> [DIRECTIVE]:
Look for "SRMTID" in the listing below. Gather each line that contains it.

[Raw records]
►

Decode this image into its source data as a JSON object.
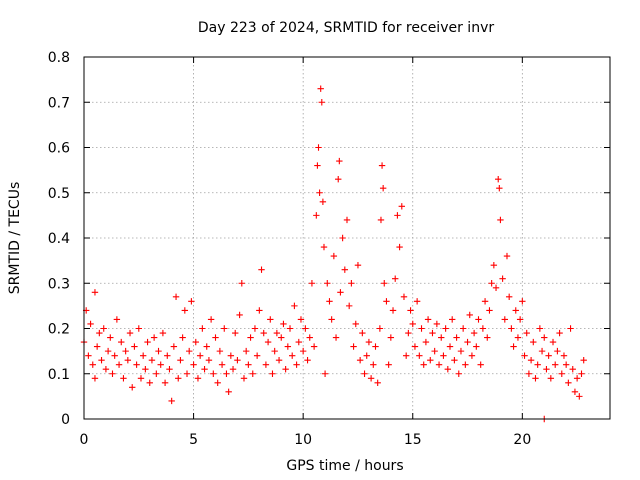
{
  "chart_data": {
    "type": "scatter",
    "title": "Day 223 of 2024, SRMTID for receiver invr",
    "xlabel": "GPS time / hours",
    "ylabel": "SRMTID / TECUs",
    "xlim": [
      0,
      24
    ],
    "ylim": [
      0,
      0.8
    ],
    "xticks": [
      0,
      5,
      10,
      15,
      20
    ],
    "xtick_labels": [
      "0",
      "5",
      "10",
      "15",
      "20"
    ],
    "yticks": [
      0,
      0.1,
      0.2,
      0.3,
      0.4,
      0.5,
      0.6,
      0.7,
      0.8
    ],
    "ytick_labels": [
      "0",
      "0.1",
      "0.2",
      "0.3",
      "0.4",
      "0.5",
      "0.6",
      "0.7",
      "0.8"
    ],
    "grid": true,
    "marker": "+",
    "color": "#ff0000",
    "series": [
      {
        "name": "SRMTID",
        "points": [
          [
            0.0,
            0.17
          ],
          [
            0.1,
            0.24
          ],
          [
            0.2,
            0.14
          ],
          [
            0.3,
            0.21
          ],
          [
            0.4,
            0.12
          ],
          [
            0.5,
            0.28
          ],
          [
            0.5,
            0.09
          ],
          [
            0.6,
            0.16
          ],
          [
            0.7,
            0.19
          ],
          [
            0.8,
            0.13
          ],
          [
            0.9,
            0.2
          ],
          [
            1.0,
            0.11
          ],
          [
            1.1,
            0.15
          ],
          [
            1.2,
            0.18
          ],
          [
            1.3,
            0.1
          ],
          [
            1.4,
            0.14
          ],
          [
            1.5,
            0.22
          ],
          [
            1.6,
            0.12
          ],
          [
            1.7,
            0.17
          ],
          [
            1.8,
            0.09
          ],
          [
            1.9,
            0.15
          ],
          [
            2.0,
            0.13
          ],
          [
            2.1,
            0.19
          ],
          [
            2.2,
            0.07
          ],
          [
            2.3,
            0.16
          ],
          [
            2.4,
            0.12
          ],
          [
            2.5,
            0.2
          ],
          [
            2.6,
            0.09
          ],
          [
            2.7,
            0.14
          ],
          [
            2.8,
            0.11
          ],
          [
            2.9,
            0.17
          ],
          [
            3.0,
            0.08
          ],
          [
            3.1,
            0.13
          ],
          [
            3.2,
            0.18
          ],
          [
            3.3,
            0.1
          ],
          [
            3.4,
            0.15
          ],
          [
            3.5,
            0.12
          ],
          [
            3.6,
            0.19
          ],
          [
            3.7,
            0.08
          ],
          [
            3.8,
            0.14
          ],
          [
            3.9,
            0.11
          ],
          [
            4.0,
            0.04
          ],
          [
            4.1,
            0.16
          ],
          [
            4.2,
            0.27
          ],
          [
            4.3,
            0.09
          ],
          [
            4.4,
            0.13
          ],
          [
            4.5,
            0.18
          ],
          [
            4.6,
            0.24
          ],
          [
            4.7,
            0.1
          ],
          [
            4.8,
            0.15
          ],
          [
            4.9,
            0.26
          ],
          [
            5.0,
            0.12
          ],
          [
            5.1,
            0.17
          ],
          [
            5.2,
            0.09
          ],
          [
            5.3,
            0.14
          ],
          [
            5.4,
            0.2
          ],
          [
            5.5,
            0.11
          ],
          [
            5.6,
            0.16
          ],
          [
            5.7,
            0.13
          ],
          [
            5.8,
            0.22
          ],
          [
            5.9,
            0.1
          ],
          [
            6.0,
            0.18
          ],
          [
            6.1,
            0.08
          ],
          [
            6.2,
            0.15
          ],
          [
            6.3,
            0.12
          ],
          [
            6.4,
            0.2
          ],
          [
            6.5,
            0.1
          ],
          [
            6.6,
            0.06
          ],
          [
            6.7,
            0.14
          ],
          [
            6.8,
            0.11
          ],
          [
            6.9,
            0.19
          ],
          [
            7.0,
            0.13
          ],
          [
            7.1,
            0.23
          ],
          [
            7.2,
            0.3
          ],
          [
            7.3,
            0.09
          ],
          [
            7.4,
            0.15
          ],
          [
            7.5,
            0.12
          ],
          [
            7.6,
            0.18
          ],
          [
            7.7,
            0.1
          ],
          [
            7.8,
            0.2
          ],
          [
            7.9,
            0.14
          ],
          [
            8.0,
            0.24
          ],
          [
            8.1,
            0.33
          ],
          [
            8.2,
            0.19
          ],
          [
            8.3,
            0.12
          ],
          [
            8.4,
            0.17
          ],
          [
            8.5,
            0.22
          ],
          [
            8.6,
            0.1
          ],
          [
            8.7,
            0.15
          ],
          [
            8.8,
            0.19
          ],
          [
            8.9,
            0.13
          ],
          [
            9.0,
            0.18
          ],
          [
            9.1,
            0.21
          ],
          [
            9.2,
            0.11
          ],
          [
            9.3,
            0.16
          ],
          [
            9.4,
            0.2
          ],
          [
            9.5,
            0.14
          ],
          [
            9.6,
            0.25
          ],
          [
            9.7,
            0.12
          ],
          [
            9.8,
            0.17
          ],
          [
            9.9,
            0.22
          ],
          [
            10.0,
            0.15
          ],
          [
            10.1,
            0.2
          ],
          [
            10.2,
            0.13
          ],
          [
            10.3,
            0.18
          ],
          [
            10.4,
            0.3
          ],
          [
            10.5,
            0.16
          ],
          [
            10.6,
            0.45
          ],
          [
            10.65,
            0.56
          ],
          [
            10.7,
            0.6
          ],
          [
            10.75,
            0.5
          ],
          [
            10.8,
            0.73
          ],
          [
            10.85,
            0.7
          ],
          [
            10.9,
            0.48
          ],
          [
            10.95,
            0.38
          ],
          [
            11.0,
            0.1
          ],
          [
            11.1,
            0.3
          ],
          [
            11.2,
            0.26
          ],
          [
            11.3,
            0.22
          ],
          [
            11.4,
            0.36
          ],
          [
            11.5,
            0.18
          ],
          [
            11.6,
            0.53
          ],
          [
            11.65,
            0.57
          ],
          [
            11.7,
            0.28
          ],
          [
            11.8,
            0.4
          ],
          [
            11.9,
            0.33
          ],
          [
            12.0,
            0.44
          ],
          [
            12.1,
            0.25
          ],
          [
            12.2,
            0.3
          ],
          [
            12.3,
            0.16
          ],
          [
            12.4,
            0.21
          ],
          [
            12.5,
            0.34
          ],
          [
            12.6,
            0.13
          ],
          [
            12.7,
            0.19
          ],
          [
            12.8,
            0.1
          ],
          [
            12.9,
            0.14
          ],
          [
            13.0,
            0.17
          ],
          [
            13.1,
            0.09
          ],
          [
            13.2,
            0.12
          ],
          [
            13.3,
            0.16
          ],
          [
            13.4,
            0.08
          ],
          [
            13.5,
            0.2
          ],
          [
            13.55,
            0.44
          ],
          [
            13.6,
            0.56
          ],
          [
            13.65,
            0.51
          ],
          [
            13.7,
            0.3
          ],
          [
            13.8,
            0.26
          ],
          [
            13.9,
            0.12
          ],
          [
            14.0,
            0.18
          ],
          [
            14.1,
            0.24
          ],
          [
            14.2,
            0.31
          ],
          [
            14.3,
            0.45
          ],
          [
            14.4,
            0.38
          ],
          [
            14.5,
            0.47
          ],
          [
            14.6,
            0.27
          ],
          [
            14.7,
            0.14
          ],
          [
            14.8,
            0.19
          ],
          [
            14.9,
            0.24
          ],
          [
            15.0,
            0.21
          ],
          [
            15.1,
            0.16
          ],
          [
            15.2,
            0.26
          ],
          [
            15.3,
            0.14
          ],
          [
            15.4,
            0.2
          ],
          [
            15.5,
            0.12
          ],
          [
            15.6,
            0.17
          ],
          [
            15.7,
            0.22
          ],
          [
            15.8,
            0.13
          ],
          [
            15.9,
            0.19
          ],
          [
            16.0,
            0.15
          ],
          [
            16.1,
            0.21
          ],
          [
            16.2,
            0.12
          ],
          [
            16.3,
            0.18
          ],
          [
            16.4,
            0.14
          ],
          [
            16.5,
            0.2
          ],
          [
            16.6,
            0.11
          ],
          [
            16.7,
            0.16
          ],
          [
            16.8,
            0.22
          ],
          [
            16.9,
            0.13
          ],
          [
            17.0,
            0.18
          ],
          [
            17.1,
            0.1
          ],
          [
            17.2,
            0.15
          ],
          [
            17.3,
            0.2
          ],
          [
            17.4,
            0.12
          ],
          [
            17.5,
            0.17
          ],
          [
            17.6,
            0.23
          ],
          [
            17.7,
            0.14
          ],
          [
            17.8,
            0.19
          ],
          [
            17.9,
            0.16
          ],
          [
            18.0,
            0.22
          ],
          [
            18.1,
            0.12
          ],
          [
            18.2,
            0.2
          ],
          [
            18.3,
            0.26
          ],
          [
            18.4,
            0.18
          ],
          [
            18.5,
            0.24
          ],
          [
            18.6,
            0.3
          ],
          [
            18.7,
            0.34
          ],
          [
            18.8,
            0.29
          ],
          [
            18.9,
            0.53
          ],
          [
            18.95,
            0.51
          ],
          [
            19.0,
            0.44
          ],
          [
            19.1,
            0.31
          ],
          [
            19.2,
            0.22
          ],
          [
            19.3,
            0.36
          ],
          [
            19.4,
            0.27
          ],
          [
            19.5,
            0.2
          ],
          [
            19.6,
            0.16
          ],
          [
            19.7,
            0.24
          ],
          [
            19.8,
            0.18
          ],
          [
            19.9,
            0.22
          ],
          [
            20.0,
            0.26
          ],
          [
            20.1,
            0.14
          ],
          [
            20.2,
            0.19
          ],
          [
            20.3,
            0.1
          ],
          [
            20.4,
            0.13
          ],
          [
            20.5,
            0.17
          ],
          [
            20.6,
            0.09
          ],
          [
            20.7,
            0.12
          ],
          [
            20.8,
            0.2
          ],
          [
            20.9,
            0.15
          ],
          [
            21.0,
            0.0
          ],
          [
            21.0,
            0.18
          ],
          [
            21.1,
            0.11
          ],
          [
            21.2,
            0.14
          ],
          [
            21.3,
            0.09
          ],
          [
            21.4,
            0.17
          ],
          [
            21.5,
            0.12
          ],
          [
            21.6,
            0.15
          ],
          [
            21.7,
            0.19
          ],
          [
            21.8,
            0.1
          ],
          [
            21.9,
            0.14
          ],
          [
            22.0,
            0.12
          ],
          [
            22.1,
            0.08
          ],
          [
            22.2,
            0.2
          ],
          [
            22.3,
            0.11
          ],
          [
            22.4,
            0.06
          ],
          [
            22.5,
            0.09
          ],
          [
            22.6,
            0.05
          ],
          [
            22.7,
            0.1
          ],
          [
            22.8,
            0.13
          ]
        ]
      }
    ]
  }
}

◄

> [FULL OUTPUT]:
    "title": "Day 223 of 2024, SRMTID for receiver invr",
    "ylabel": "SRMTID / TECUs",
        "name": "SRMTID",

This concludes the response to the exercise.